++++ Supplied entries

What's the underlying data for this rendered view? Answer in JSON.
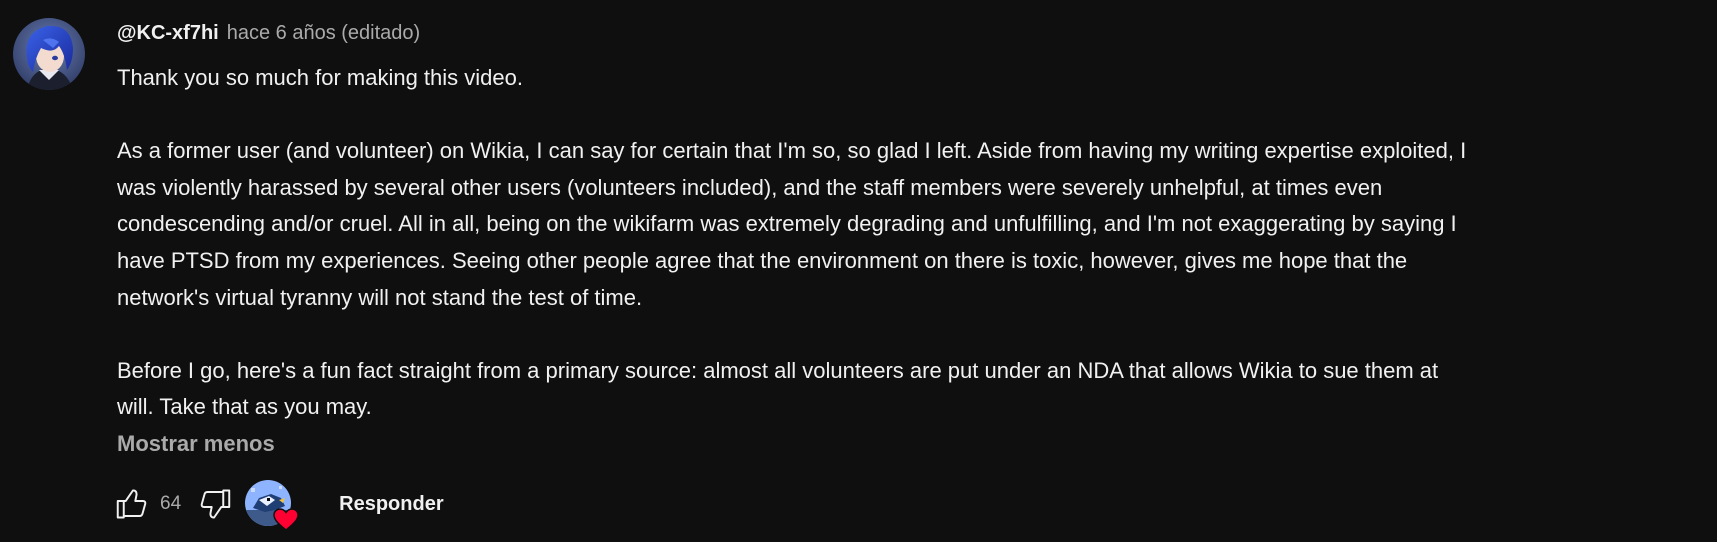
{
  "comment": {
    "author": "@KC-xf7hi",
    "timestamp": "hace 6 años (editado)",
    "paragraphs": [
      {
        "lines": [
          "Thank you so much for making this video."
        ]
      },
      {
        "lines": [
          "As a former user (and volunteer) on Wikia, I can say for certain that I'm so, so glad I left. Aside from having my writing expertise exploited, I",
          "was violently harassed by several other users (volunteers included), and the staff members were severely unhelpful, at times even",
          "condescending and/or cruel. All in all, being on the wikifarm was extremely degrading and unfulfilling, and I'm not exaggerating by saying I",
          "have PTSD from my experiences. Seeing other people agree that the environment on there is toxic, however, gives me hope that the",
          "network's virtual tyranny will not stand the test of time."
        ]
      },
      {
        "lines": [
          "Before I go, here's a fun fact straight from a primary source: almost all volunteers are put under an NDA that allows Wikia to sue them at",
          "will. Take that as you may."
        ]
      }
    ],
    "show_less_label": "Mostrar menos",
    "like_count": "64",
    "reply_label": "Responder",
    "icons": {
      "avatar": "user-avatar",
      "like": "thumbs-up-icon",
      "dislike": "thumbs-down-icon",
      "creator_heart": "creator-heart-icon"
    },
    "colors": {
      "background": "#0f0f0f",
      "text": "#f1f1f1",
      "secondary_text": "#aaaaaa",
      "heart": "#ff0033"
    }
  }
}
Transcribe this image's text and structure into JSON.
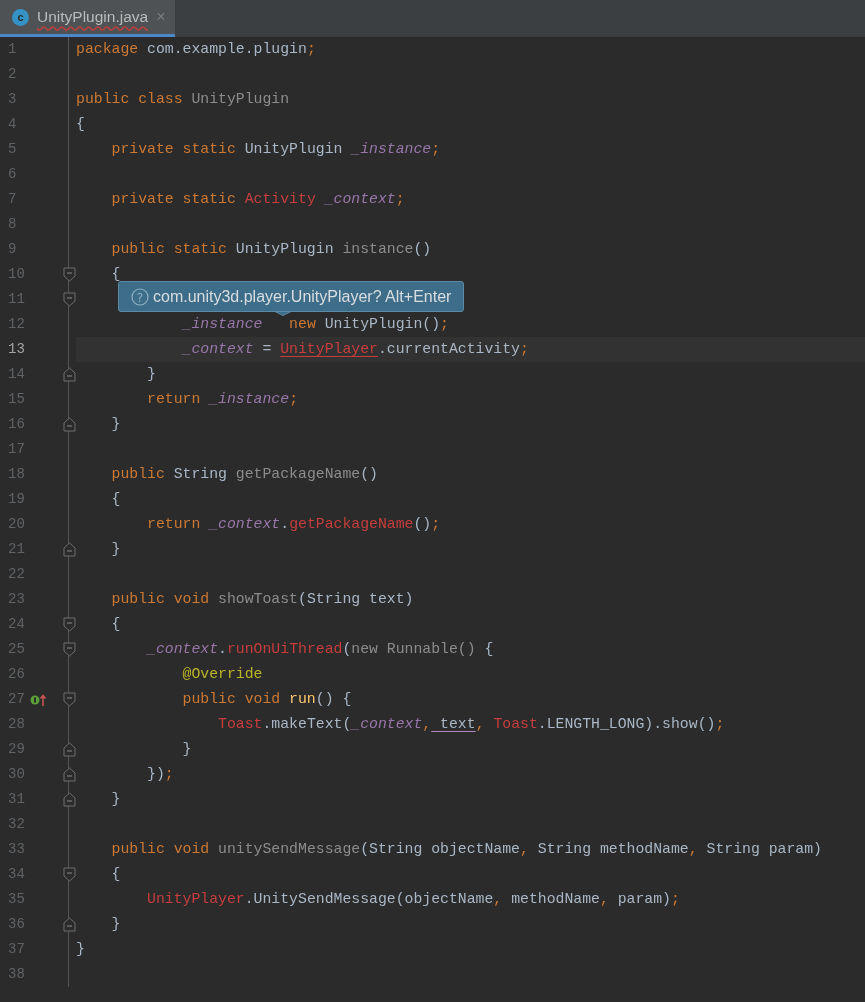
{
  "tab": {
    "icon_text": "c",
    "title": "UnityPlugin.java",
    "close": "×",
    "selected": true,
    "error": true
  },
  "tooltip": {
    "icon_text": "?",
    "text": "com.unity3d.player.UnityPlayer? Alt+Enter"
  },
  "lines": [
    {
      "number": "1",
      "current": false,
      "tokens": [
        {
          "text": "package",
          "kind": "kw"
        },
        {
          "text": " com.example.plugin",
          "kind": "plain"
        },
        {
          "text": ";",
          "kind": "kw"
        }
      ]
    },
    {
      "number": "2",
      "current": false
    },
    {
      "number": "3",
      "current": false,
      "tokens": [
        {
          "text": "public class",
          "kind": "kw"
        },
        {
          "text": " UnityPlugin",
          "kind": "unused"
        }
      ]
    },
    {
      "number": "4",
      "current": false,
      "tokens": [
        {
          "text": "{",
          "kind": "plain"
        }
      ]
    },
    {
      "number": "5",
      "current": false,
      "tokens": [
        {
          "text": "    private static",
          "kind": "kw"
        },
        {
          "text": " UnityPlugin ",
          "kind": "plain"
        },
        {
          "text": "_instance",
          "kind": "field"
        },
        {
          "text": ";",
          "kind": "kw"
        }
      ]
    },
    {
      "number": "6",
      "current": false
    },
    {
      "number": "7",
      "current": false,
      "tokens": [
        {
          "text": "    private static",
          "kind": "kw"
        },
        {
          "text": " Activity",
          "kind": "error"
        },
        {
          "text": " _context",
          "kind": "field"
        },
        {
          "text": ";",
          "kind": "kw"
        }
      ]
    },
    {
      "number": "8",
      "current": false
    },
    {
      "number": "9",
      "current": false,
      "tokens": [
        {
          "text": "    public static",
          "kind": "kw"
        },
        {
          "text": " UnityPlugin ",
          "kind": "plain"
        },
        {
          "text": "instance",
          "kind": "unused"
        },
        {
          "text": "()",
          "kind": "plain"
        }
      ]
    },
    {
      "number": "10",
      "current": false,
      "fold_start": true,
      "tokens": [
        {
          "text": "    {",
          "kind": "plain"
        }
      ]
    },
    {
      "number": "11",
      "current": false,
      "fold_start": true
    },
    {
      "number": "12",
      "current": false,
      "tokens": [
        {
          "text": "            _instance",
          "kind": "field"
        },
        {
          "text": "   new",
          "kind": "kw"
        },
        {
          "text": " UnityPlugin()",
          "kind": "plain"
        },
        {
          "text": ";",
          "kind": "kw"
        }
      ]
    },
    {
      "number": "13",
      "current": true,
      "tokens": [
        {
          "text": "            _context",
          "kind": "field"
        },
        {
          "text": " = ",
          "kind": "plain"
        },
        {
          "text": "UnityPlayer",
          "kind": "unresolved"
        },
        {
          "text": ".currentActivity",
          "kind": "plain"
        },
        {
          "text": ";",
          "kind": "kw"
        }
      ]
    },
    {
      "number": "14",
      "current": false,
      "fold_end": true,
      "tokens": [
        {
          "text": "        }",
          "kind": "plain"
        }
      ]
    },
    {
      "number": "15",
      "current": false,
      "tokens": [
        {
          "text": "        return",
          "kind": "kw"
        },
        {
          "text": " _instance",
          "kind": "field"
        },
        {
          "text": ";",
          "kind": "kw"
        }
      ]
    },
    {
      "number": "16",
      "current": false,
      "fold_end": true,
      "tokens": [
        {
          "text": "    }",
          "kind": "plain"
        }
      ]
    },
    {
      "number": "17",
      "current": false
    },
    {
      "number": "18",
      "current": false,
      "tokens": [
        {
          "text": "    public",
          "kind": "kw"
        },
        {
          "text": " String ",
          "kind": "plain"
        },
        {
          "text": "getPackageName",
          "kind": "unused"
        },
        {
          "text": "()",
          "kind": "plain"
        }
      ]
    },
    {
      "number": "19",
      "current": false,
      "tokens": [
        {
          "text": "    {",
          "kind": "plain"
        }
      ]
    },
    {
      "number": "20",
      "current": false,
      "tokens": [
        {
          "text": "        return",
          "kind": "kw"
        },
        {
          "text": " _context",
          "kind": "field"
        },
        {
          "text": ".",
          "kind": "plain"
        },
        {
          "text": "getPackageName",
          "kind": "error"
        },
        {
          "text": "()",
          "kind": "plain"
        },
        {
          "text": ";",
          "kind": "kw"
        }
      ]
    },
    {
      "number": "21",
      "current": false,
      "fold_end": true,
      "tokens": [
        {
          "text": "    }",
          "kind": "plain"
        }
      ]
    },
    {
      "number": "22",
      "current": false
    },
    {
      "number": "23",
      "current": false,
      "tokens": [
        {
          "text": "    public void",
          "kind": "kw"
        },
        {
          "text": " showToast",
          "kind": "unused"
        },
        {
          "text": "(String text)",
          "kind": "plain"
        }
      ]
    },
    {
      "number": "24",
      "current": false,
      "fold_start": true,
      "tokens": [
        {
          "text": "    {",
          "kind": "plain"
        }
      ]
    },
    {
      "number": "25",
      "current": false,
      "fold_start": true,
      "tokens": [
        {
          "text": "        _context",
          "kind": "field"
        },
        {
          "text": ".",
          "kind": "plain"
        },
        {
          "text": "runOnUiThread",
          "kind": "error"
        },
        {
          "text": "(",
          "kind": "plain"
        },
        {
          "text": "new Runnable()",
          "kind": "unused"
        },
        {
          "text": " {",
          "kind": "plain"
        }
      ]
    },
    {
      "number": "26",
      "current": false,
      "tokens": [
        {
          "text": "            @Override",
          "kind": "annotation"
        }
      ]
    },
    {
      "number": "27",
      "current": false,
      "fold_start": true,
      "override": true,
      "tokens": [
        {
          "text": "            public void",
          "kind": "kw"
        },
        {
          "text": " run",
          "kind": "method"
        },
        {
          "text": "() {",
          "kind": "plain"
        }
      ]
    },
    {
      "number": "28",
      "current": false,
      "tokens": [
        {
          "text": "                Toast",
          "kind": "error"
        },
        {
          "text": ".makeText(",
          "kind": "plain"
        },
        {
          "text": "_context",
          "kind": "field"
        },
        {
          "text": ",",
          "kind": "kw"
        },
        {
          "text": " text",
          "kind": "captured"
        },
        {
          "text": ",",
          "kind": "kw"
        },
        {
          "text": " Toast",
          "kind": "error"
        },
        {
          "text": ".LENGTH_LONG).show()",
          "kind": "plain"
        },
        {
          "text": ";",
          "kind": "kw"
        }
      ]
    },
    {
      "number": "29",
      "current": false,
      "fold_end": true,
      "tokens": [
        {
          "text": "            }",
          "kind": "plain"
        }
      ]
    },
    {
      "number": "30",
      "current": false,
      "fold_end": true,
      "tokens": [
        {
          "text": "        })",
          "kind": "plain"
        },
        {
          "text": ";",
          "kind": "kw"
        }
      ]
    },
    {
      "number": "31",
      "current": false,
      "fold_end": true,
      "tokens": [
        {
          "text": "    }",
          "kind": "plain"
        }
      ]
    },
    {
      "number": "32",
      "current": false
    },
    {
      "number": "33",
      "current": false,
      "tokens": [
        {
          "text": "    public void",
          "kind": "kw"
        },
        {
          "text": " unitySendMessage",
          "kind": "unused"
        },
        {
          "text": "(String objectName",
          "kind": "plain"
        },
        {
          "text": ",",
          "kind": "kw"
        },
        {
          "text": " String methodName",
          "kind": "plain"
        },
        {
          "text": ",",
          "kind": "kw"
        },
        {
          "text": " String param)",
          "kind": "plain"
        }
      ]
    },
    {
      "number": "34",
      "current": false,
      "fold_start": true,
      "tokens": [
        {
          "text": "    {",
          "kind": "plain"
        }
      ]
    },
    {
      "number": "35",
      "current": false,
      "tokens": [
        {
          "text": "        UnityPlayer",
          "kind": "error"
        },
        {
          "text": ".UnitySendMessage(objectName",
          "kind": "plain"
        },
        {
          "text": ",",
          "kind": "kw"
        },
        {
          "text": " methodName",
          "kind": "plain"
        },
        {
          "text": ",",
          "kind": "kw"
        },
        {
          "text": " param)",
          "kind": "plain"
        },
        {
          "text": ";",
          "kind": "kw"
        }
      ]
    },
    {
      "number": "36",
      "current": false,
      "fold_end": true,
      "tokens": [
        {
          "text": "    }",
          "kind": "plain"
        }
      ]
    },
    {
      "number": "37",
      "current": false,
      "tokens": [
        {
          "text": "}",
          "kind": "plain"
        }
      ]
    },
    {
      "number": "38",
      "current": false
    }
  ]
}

++++++++

**The exercise:** Pick out every line above that contains the word "Wikia" and copy it.

**Answer to the exercise:**
          "As a former user (and volunteer) on Wikia, I can say for certain that I'm so, so glad I left. Aside from having my writing expertise exploited, I",
          "Before I go, here's a fun fact straight from a primary source: almost all volunteers are put under an NDA that allows Wikia to sue them at",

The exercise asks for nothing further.